[Start of Data supplied]

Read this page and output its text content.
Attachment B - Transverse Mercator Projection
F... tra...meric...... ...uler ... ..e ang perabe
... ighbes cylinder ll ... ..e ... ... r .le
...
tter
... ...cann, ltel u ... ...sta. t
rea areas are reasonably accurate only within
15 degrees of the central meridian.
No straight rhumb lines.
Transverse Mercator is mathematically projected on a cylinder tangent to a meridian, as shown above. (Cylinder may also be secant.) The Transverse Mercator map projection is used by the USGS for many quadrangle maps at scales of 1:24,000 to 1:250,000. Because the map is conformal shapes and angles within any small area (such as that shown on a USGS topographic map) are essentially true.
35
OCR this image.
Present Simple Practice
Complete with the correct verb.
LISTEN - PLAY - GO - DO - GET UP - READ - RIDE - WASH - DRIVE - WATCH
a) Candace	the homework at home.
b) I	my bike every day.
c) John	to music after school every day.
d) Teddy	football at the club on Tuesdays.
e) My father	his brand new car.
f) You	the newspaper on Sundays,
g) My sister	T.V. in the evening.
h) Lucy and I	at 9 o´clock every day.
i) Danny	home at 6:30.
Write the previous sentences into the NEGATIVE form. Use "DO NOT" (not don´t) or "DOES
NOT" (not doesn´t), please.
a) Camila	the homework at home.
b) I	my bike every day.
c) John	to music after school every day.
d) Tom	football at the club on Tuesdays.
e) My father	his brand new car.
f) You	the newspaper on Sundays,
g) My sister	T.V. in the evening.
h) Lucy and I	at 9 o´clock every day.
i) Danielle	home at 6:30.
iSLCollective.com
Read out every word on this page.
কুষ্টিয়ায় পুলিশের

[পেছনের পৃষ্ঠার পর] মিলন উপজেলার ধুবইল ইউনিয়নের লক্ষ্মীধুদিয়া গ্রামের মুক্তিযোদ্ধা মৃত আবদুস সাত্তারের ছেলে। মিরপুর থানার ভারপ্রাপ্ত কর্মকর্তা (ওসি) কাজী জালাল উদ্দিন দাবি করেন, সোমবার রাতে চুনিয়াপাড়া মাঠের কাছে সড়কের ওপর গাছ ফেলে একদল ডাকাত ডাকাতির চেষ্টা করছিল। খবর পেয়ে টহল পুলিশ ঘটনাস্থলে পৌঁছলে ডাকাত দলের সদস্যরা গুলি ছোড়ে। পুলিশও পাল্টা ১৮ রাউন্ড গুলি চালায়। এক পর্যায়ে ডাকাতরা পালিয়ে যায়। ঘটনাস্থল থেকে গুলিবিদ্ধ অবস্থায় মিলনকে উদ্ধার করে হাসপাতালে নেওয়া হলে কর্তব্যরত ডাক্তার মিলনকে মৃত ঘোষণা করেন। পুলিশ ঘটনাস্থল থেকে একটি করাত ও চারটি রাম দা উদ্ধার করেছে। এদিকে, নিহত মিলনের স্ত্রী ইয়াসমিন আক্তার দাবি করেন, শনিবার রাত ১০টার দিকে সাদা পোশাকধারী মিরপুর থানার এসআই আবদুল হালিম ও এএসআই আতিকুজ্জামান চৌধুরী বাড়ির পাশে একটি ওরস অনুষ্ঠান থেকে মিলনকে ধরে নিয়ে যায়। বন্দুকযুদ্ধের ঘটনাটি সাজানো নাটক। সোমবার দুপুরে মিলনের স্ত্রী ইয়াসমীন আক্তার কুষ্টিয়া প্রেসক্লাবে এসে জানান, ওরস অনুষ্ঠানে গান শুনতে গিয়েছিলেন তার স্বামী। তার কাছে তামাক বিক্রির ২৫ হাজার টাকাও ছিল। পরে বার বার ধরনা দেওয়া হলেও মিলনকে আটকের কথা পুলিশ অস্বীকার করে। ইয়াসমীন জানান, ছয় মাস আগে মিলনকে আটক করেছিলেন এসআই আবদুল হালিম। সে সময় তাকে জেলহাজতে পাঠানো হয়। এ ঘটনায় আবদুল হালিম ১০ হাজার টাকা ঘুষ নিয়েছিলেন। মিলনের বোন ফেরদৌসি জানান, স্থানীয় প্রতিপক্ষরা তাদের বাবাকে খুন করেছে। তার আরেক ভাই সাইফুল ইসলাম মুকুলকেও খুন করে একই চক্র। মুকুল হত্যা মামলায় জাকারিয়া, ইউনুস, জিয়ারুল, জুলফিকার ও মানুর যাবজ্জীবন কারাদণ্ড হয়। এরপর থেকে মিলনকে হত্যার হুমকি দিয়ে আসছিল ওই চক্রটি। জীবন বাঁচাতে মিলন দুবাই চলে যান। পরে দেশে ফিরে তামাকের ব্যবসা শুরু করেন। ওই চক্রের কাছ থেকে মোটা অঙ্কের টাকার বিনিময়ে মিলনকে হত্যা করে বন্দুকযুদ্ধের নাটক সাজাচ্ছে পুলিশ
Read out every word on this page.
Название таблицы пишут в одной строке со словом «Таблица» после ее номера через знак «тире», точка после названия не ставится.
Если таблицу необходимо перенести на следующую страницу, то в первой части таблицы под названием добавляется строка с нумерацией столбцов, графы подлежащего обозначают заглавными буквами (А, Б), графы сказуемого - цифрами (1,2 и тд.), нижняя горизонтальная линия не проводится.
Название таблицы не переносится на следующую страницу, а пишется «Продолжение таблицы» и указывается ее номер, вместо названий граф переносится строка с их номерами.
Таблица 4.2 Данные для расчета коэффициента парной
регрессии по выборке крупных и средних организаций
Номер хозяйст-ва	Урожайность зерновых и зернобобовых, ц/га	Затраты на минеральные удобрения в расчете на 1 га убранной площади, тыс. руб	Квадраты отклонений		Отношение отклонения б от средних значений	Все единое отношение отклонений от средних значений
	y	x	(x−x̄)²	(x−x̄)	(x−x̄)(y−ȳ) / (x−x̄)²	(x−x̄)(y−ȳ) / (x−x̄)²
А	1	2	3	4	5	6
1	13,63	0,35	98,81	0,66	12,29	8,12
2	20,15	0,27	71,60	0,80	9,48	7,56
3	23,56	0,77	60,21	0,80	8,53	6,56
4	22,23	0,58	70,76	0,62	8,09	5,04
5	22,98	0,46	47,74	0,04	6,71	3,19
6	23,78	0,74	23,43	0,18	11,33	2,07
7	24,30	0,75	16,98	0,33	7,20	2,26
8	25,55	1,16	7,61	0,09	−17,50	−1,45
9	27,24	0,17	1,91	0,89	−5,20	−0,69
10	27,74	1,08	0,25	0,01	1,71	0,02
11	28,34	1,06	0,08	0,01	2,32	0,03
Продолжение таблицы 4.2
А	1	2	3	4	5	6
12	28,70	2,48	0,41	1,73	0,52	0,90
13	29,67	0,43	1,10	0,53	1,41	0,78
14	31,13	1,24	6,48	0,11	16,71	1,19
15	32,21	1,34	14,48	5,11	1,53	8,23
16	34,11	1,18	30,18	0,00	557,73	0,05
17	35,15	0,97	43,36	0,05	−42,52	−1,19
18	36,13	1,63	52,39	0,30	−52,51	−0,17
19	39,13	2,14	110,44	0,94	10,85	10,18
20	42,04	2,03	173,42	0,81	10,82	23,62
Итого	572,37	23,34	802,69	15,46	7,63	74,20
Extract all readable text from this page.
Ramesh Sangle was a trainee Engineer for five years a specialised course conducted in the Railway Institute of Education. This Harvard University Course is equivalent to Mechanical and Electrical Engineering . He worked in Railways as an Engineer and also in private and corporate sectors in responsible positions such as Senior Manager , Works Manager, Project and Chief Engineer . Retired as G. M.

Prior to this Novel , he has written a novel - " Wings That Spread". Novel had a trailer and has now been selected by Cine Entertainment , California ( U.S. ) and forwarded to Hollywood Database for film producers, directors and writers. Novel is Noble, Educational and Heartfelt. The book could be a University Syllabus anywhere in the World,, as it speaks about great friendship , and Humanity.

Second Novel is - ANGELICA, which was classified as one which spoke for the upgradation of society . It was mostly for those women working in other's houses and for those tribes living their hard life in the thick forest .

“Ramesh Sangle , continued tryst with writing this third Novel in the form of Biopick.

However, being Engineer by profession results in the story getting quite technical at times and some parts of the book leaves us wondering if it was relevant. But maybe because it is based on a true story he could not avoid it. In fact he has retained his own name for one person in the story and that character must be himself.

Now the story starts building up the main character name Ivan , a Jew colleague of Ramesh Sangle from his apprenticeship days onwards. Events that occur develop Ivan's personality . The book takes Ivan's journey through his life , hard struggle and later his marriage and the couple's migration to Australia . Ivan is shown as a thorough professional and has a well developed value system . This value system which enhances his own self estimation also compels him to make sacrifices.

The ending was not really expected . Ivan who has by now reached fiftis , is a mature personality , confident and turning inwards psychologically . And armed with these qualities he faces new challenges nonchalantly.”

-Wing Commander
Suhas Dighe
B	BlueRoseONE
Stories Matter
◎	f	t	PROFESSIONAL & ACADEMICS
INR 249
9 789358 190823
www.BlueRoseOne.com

[End of Data supplied]

* [Exercise goal] Return all lines containing the word "character".

* [Output below]
However, being Engineer by profession results in the story getting quite technical at times and some parts of the book leaves us wondering if it was relevant. But maybe because it is based on a true story he could not avoid it. In fact he has retained his own name for one person in the story and that character must be himself.
Now the story starts building up the main character name Ivan , a Jew colleague of Ramesh Sangle from his apprenticeship days onwards. Events that occur develop Ivan's personality . The book takes Ivan's journey through his life , hard struggle and later his marriage and the couple's migration to Australia . Ivan is shown as a thorough professional and has a well developed value system . This value system which enhances his own self estimation also compels him to make sacrifices.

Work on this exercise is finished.